■ Problem to work on ■
Extract each line of the data below exactly as written.

==== Data for the task ====

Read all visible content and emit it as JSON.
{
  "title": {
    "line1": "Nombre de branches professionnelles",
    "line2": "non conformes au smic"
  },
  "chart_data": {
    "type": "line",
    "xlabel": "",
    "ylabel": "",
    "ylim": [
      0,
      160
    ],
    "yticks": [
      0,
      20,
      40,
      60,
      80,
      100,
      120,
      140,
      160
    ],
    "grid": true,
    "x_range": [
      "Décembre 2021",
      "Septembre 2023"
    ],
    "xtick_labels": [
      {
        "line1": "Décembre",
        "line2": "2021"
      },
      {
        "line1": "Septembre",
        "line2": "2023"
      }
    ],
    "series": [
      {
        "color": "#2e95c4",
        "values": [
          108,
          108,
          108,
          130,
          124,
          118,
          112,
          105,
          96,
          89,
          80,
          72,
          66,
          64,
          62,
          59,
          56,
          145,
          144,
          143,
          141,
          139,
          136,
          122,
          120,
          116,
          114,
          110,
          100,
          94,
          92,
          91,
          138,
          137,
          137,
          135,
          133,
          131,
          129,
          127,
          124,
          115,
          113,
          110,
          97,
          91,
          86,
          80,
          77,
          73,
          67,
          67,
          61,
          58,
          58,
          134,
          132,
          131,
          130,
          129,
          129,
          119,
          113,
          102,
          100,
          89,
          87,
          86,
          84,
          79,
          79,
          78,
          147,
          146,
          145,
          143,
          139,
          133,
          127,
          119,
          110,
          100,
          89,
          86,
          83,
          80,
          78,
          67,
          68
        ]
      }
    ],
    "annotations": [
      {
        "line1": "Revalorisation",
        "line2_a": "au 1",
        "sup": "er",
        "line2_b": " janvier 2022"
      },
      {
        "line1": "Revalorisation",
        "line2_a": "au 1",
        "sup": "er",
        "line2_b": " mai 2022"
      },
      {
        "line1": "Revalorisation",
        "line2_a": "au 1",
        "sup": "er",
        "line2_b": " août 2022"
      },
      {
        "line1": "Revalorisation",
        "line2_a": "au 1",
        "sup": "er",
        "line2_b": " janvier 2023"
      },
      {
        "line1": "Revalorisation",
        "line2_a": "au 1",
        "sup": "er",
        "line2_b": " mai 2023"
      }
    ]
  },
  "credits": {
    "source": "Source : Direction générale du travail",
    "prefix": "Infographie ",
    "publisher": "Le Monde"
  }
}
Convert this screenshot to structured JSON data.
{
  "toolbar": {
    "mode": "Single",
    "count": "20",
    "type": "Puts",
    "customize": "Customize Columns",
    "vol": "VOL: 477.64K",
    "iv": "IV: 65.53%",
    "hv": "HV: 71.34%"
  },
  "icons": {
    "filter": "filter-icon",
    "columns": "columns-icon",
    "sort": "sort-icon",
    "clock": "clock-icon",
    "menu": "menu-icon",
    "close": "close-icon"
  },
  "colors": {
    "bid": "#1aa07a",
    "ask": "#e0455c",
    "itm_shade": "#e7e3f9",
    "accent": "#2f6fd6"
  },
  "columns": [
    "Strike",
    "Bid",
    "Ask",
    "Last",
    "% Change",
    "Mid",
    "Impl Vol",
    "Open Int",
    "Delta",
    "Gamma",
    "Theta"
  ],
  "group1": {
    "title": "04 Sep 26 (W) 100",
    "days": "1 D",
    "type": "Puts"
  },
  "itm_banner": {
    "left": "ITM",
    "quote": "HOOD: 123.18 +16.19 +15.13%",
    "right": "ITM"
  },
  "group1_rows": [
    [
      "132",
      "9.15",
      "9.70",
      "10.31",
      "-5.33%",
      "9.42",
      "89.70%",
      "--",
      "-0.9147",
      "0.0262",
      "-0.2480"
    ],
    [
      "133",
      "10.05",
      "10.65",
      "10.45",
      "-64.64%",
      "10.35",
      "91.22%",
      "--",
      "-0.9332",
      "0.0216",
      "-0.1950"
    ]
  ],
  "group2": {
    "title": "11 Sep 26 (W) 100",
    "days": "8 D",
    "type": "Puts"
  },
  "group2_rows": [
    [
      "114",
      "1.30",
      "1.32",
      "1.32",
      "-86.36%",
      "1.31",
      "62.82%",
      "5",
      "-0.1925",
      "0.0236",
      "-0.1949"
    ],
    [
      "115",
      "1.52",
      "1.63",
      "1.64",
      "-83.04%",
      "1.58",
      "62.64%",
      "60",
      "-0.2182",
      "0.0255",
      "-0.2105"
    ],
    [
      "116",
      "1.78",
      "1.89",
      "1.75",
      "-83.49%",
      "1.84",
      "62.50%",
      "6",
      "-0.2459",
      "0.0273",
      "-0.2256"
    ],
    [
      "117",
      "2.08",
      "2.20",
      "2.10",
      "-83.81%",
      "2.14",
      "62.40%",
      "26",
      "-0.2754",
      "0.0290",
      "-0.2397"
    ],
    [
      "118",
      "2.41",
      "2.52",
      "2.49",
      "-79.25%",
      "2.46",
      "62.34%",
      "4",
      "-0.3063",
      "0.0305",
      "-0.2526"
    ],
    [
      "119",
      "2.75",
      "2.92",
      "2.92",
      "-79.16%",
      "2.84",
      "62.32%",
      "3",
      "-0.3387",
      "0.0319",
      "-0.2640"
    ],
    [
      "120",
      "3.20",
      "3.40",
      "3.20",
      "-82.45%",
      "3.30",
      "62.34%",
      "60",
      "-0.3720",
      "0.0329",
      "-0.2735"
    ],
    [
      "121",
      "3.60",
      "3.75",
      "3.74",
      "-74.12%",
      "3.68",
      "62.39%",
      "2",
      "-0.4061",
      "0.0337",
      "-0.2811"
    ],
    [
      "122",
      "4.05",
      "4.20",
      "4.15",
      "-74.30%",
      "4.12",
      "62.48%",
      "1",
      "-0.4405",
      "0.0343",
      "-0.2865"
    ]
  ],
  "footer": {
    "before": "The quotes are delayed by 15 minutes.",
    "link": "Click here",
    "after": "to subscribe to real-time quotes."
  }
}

====

■ Exercise solution ■
Read all visible content and emit it as JSON.
{
  "title": {
    "line1": "Nombre de branches professionnelles",
    "line2": "non conformes au smic"
  },
  "chart_data": {
    "type": "line",
    "xlabel": "",
    "ylabel": "",
    "ylim": [
      0,
      160
    ],
    "yticks": [
      0,
      20,
      40,
      60,
      80,
      100,
      120,
      140,
      160
    ],
    "grid": true,
    "x_range": [
      "Décembre 2021",
      "Septembre 2023"
    ],
    "xtick_labels": [
      {
        "line1": "Décembre",
        "line2": "2021"
      },
      {
        "line1": "Septembre",
        "line2": "2023"
      }
    ],
    "series": [
      {
        "color": "#2e95c4",
        "values": [
          108,
          108,
          108,
          130,
          124,
          118,
          112,
          105,
          96,
          89,
          80,
          72,
          66,
          64,
          62,
          59,
          56,
          145,
          144,
          143,
          141,
          139,
          136,
          122,
          120,
          116,
          114,
          110,
          100,
          94,
          92,
          91,
          138,
          137,
          137,
          135,
          133,
          131,
          129,
          127,
          124,
          115,
          113,
          110,
          97,
          91,
          86,
          80,
          77,
          73,
          67,
          67,
          61,
          58,
          58,
          134,
          132,
          131,
          130,
          129,
          129,
          119,
          113,
          102,
          100,
          89,
          87,
          86,
          84,
          79,
          79,
          78,
          147,
          146,
          145,
          143,
          139,
          133,
          127,
          119,
          110,
          100,
          89,
          86,
          83,
          80,
          78,
          67,
          68
        ]
      }
    ],
    "annotations": [
      {
        "line1": "Revalorisation",
        "line2_a": "au 1",
        "sup": "er",
        "line2_b": " janvier 2022"
      },
      {
        "line1": "Revalorisation",
        "line2_a": "au 1",
        "sup": "er",
        "line2_b": " mai 2022"
      },
      {
        "line1": "Revalorisation",
        "line2_a": "au 1",
        "sup": "er",
        "line2_b": " août 2022"
      },
      {
        "line1": "Revalorisation",
        "line2_a": "au 1",
        "sup": "er",
        "line2_b": " janvier 2023"
      },
      {
        "line1": "Revalorisation",
        "line2_a": "au 1",
        "sup": "er",
        "line2_b": " mai 2023"
      }
    ]
  },
  "credits": {
    "source": "Source : Direction générale du travail",
    "prefix": "Infographie ",
    "publisher": "Le Monde"
  }
}
Convert this screenshot to structured JSON data.
{
  "toolbar": {
    "mode": "Single",
    "count": "20",
    "type": "Puts",
    "customize": "Customize Columns",
    "vol": "VOL: 477.64K",
    "iv": "IV: 65.53%",
    "hv": "HV: 71.34%"
  },
  "icons": {
    "filter": "filter-icon",
    "columns": "columns-icon",
    "sort": "sort-icon",
    "clock": "clock-icon",
    "menu": "menu-icon",
    "close": "close-icon"
  },
  "colors": {
    "bid": "#1aa07a",
    "ask": "#e0455c",
    "itm_shade": "#e7e3f9",
    "accent": "#2f6fd6"
  },
  "columns": [
    "Strike",
    "Bid",
    "Ask",
    "Last",
    "% Change",
    "Mid",
    "Impl Vol",
    "Open Int",
    "Delta",
    "Gamma",
    "Theta"
  ],
  "group1": {
    "title": "04 Sep 26 (W) 100",
    "days": "1 D",
    "type": "Puts"
  },
  "itm_banner": {
    "left": "ITM",
    "quote": "HOOD: 123.18 +16.19 +15.13%",
    "right": "ITM"
  },
  "group1_rows": [
    [
      "132",
      "9.15",
      "9.70",
      "10.31",
      "-5.33%",
      "9.42",
      "89.70%",
      "--",
      "-0.9147",
      "0.0262",
      "-0.2480"
    ],
    [
      "133",
      "10.05",
      "10.65",
      "10.45",
      "-64.64%",
      "10.35",
      "91.22%",
      "--",
      "-0.9332",
      "0.0216",
      "-0.1950"
    ]
  ],
  "group2": {
    "title": "11 Sep 26 (W) 100",
    "days": "8 D",
    "type": "Puts"
  },
  "group2_rows": [
    [
      "114",
      "1.30",
      "1.32",
      "1.32",
      "-86.36%",
      "1.31",
      "62.82%",
      "5",
      "-0.1925",
      "0.0236",
      "-0.1949"
    ],
    [
      "115",
      "1.52",
      "1.63",
      "1.64",
      "-83.04%",
      "1.58",
      "62.64%",
      "60",
      "-0.2182",
      "0.0255",
      "-0.2105"
    ],
    [
      "116",
      "1.78",
      "1.89",
      "1.75",
      "-83.49%",
      "1.84",
      "62.50%",
      "6",
      "-0.2459",
      "0.0273",
      "-0.2256"
    ],
    [
      "117",
      "2.08",
      "2.20",
      "2.10",
      "-83.81%",
      "2.14",
      "62.40%",
      "26",
      "-0.2754",
      "0.0290",
      "-0.2397"
    ],
    [
      "118",
      "2.41",
      "2.52",
      "2.49",
      "-79.25%",
      "2.46",
      "62.34%",
      "4",
      "-0.3063",
      "0.0305",
      "-0.2526"
    ],
    [
      "119",
      "2.75",
      "2.92",
      "2.92",
      "-79.16%",
      "2.84",
      "62.32%",
      "3",
      "-0.3387",
      "0.0319",
      "-0.2640"
    ],
    [
      "120",
      "3.20",
      "3.40",
      "3.20",
      "-82.45%",
      "3.30",
      "62.34%",
      "60",
      "-0.3720",
      "0.0329",
      "-0.2735"
    ],
    [
      "121",
      "3.60",
      "3.75",
      "3.74",
      "-74.12%",
      "3.68",
      "62.39%",
      "2",
      "-0.4061",
      "0.0337",
      "-0.2811"
    ],
    [
      "122",
      "4.05",
      "4.20",
      "4.15",
      "-74.30%",
      "4.12",
      "62.48%",
      "1",
      "-0.4405",
      "0.0343",
      "-0.2865"
    ]
  ],
  "footer": {
    "before": "The quotes are delayed by 15 minutes.",
    "link": "Click here",
    "after": "to subscribe to real-time quotes."
  }
}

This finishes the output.